• _Goal_: Locate each line containing the string "Patienten" and copy it out.

====== Records

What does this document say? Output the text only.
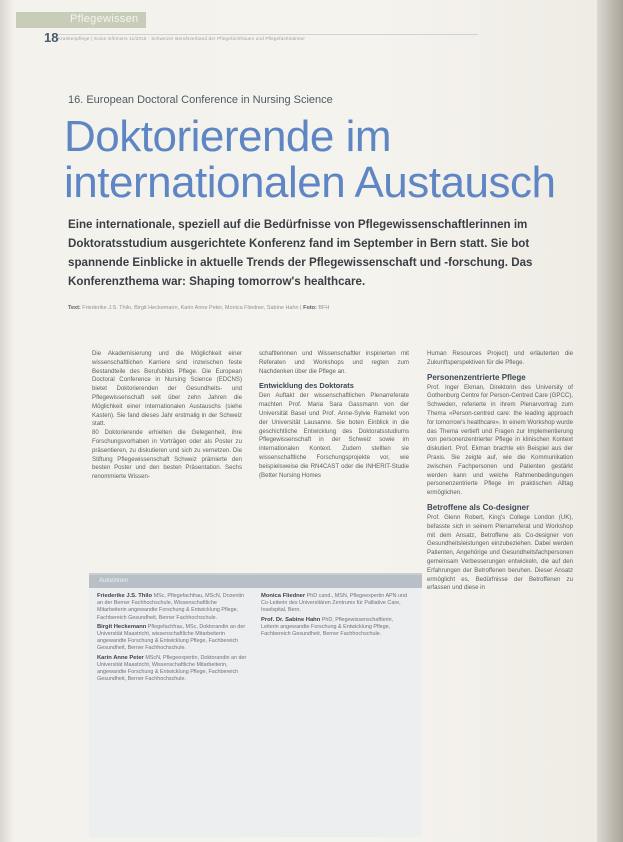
Pflegewissen
18 Krankenpflege | Soins infirmiers 11/2015 · Schweizer Berufsverband der Pflegefachfrauen und Pflegefachmänner
16. European Doctoral Conference in Nursing Science
Doktorierende im internationalen Austausch

Eine internationale, speziell auf die Bedürfnisse von Pflegewissenschaftlerinnen im Doktoratsstudium ausgerichtete Konferenz fand im September in Bern statt. Sie bot spannende Einblicke in aktuelle Trends der Pflegewissenschaft und -forschung. Das Konferenzthema war: Shaping tomorrow's healthcare.

Text: Friederike J.S. Thilo, Birgit Heckemann, Karin Anne Peter, Monica Fliedner, Sabine Hahn | Foto: BFH

Die Akademisierung und die Möglichkeit einer wissenschaftlichen Karriere sind inzwischen feste Bestandteile des Berufsbilds Pflege. Die European Doctoral Conference in Nursing Science (EDCNS) bietet Doktorierenden der Gesundheits- und Pflegewissenschaft seit über zehn Jahren die Möglichkeit einer internationalen Austauschs (siehe Kasten). Sie fand dieses Jahr erstmalig in der Schweiz statt.

80 Doktorierende erhielten die Gelegenheit, ihre Forschungsvorhaben in Vorträgen oder als Poster zu präsentieren, zu diskutieren und sich zu vernetzen. Die Stiftung Pflegewissenschaft Schweiz prämierte den besten Poster und den besten Präsentation. Sechs renommierte Wissen-

schaftlerinnen und Wissenschaftler inspirierten mit Referaten und Workshops und regten zum Nachdenken über die Pflege an.

Entwicklung des Doktorats

Den Auftakt der wissenschaftlichen Plenarreferate machten Prof. Maria Sara Gassmann von der Universität Basel und Prof. Anne-Sylvie Ramelet von der Universität Lausanne. Sie boten Einblick in die geschichtliche Entwicklung des Doktoratsstudiums Pflegewissenschaft in der Schweiz sowie im internationalen Kontext. Zudem stellten sie wissenschaftliche Forschungsprojekte vor, wie beispielsweise die RN4CAST oder die INHERIT-Studie (Better Nursing Homes

Human Resources Project) und erläuterten die Zukunftsperspektiven für die Pflege.

Personenzentrierte Pflege

Prof. Inger Ekman, Direktorin des University of Gothenburg Centre for Person-Centred Care (GPCC), Schweden, referierte in ihrem Plenarvortrag zum Thema «Person-centred care: the leading approach for tomorrow's healthcare». In einem Workshop wurde das Thema vertieft und Fragen zur Implementierung von personenzentrierter Pflege in klinischen Kontext diskutiert. Prof. Ekman brachte ein Beispiel aus der Praxis. Sie zeigte auf, wie die Kommunikation zwischen Fachpersonen und Patienten gestärkt werden kann und welche Rahmenbedingungen personenzentrierte Pflege im praktischen Alltag ermöglichen.

Betroffene als Co-designer

Prof. Glenn Robert, King's College London (UK), befasste sich in seinem Plenarreferat und Workshop mit dem Ansatz, Betroffene als Co-designer von Gesundheitsleistungen einzubeziehen. Dabei werden Patienten, Angehörige und Gesundheitsfachpersonen gemeinsam Verbesserungen entwickeln, die auf den Erfahrungen der Betroffenen beruhen. Dieser Ansatz ermöglicht es, Bedürfnisse der Betroffenen zu erfassen und diese in

Autorinnen

Friederike J.S. Thilo MSc, Pflegefachfrau, MScN, Dozentin an der Berner Fachhochschule, Wissenschaftliche Mitarbeiterin angewandte Forschung & Entwicklung Pflege, Fachbereich Gesundheit, Berner Fachhochschule.

Birgit Heckemann Pflegefachfrau, MSc, Doktorandin an der Universität Maastricht, wissenschaftliche Mitarbeiterin angewandte Forschung & Entwicklung Pflege, Fachbereich Gesundheit, Berner Fachhochschule.

Karin Anne Peter MScN, Pflegeexpertin, Doktorandin an der Universität Maastricht, Wissenschaftliche Mitarbeiterin, angewandte Forschung & Entwicklung Pflege, Fachbereich Gesundheit, Berner Fachhochschule.

Monica Fliedner PhD cand., MSN, Pflegeexpertin APN und Co-Leiterin des Universitären Zentrums für Palliative Care, Inselspital, Bern.

Prof. Dr. Sabine Hahn PhD, Pflegewissenschaftlerin, Leiterin angewandte Forschung & Entwicklung Pflege, Fachbereich Gesundheit, Berner Fachhochschule.
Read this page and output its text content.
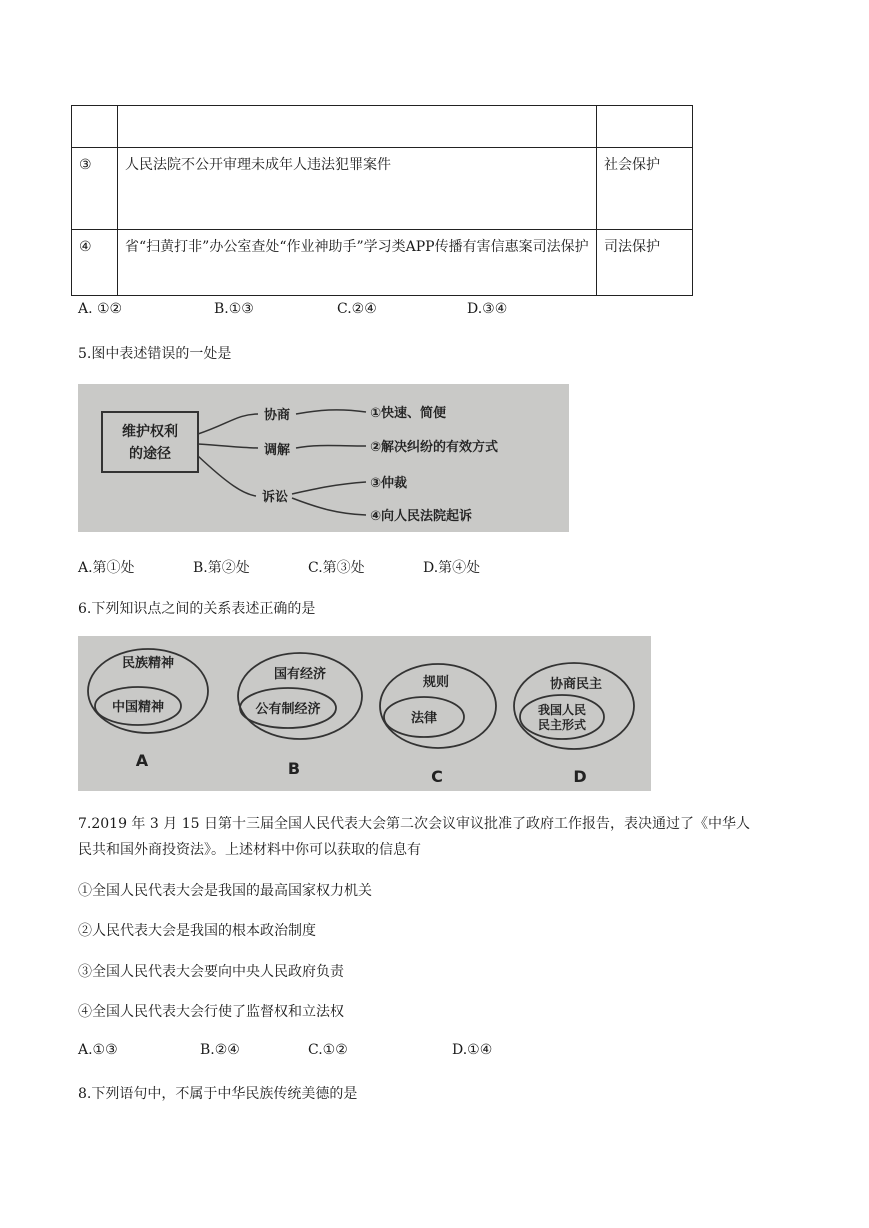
③	人民法院不公开审理未成年人违法犯罪案件	社会保护
④	省“扫黄打非”办公室查处“作业神助手”学习类APP传播有害信惠案司法保护	司法保护
A. ①②	B.①③	C.②④	D.③④
5.图中表述错误的一处是
维护权利
的途径
协商
调解
诉讼
①快速、简便
②解决纠纷的有效方式
③仲裁
④向人民法院起诉
A.第①处	B.第②处	C.第③处	D.第④处
6.下列知识点之间的关系表述正确的是
民族精神
中国精神
A
国有经济
公有制经济
B
规则
法律
C
协商民主
我国人民
民主形式
D
7.2019 年 3 月 15 日第十三届全国人民代表大会第二次会议审议批准了政府工作报告，表决通过了《中华人
民共和国外商投资法》。上述材料中你可以获取的信息有
①全国人民代表大会是我国的最高国家权力机关
②人民代表大会是我国的根本政治制度
③全国人民代表大会要向中央人民政府负责
④全国人民代表大会行使了监督权和立法权
A.①③	B.②④	C.①②	D.①④
8.下列语句中，不属于中华民族传统美德的是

============

• _Written response_:
Prof. Inger Ekman, Direktorin des University of Gothenburg Centre for Person-Centred Care (GPCC), Schweden, referierte in ihrem Plenarvortrag zum Thema «Person-centred care: the leading approach for tomorrow's healthcare». In einem Workshop wurde das Thema vertieft und Fragen zur Implementierung von personenzentrierter Pflege in klinischen Kontext diskutiert. Prof. Ekman brachte ein Beispiel aus der Praxis. Sie zeigte auf, wie die Kommunikation zwischen Fachpersonen und Patienten gestärkt werden kann und welche Rahmenbedingungen personenzentrierte Pflege im praktischen Alltag ermöglichen.
Prof. Glenn Robert, King's College London (UK), befasste sich in seinem Plenarreferat und Workshop mit dem Ansatz, Betroffene als Co-designer von Gesundheitsleistungen einzubeziehen. Dabei werden Patienten, Angehörige und Gesundheitsfachpersonen gemeinsam Verbesserungen entwickeln, die auf den Erfahrungen der Betroffenen beruhen. Dieser Ansatz ermöglicht es, Bedürfnisse der Betroffenen zu erfassen und diese in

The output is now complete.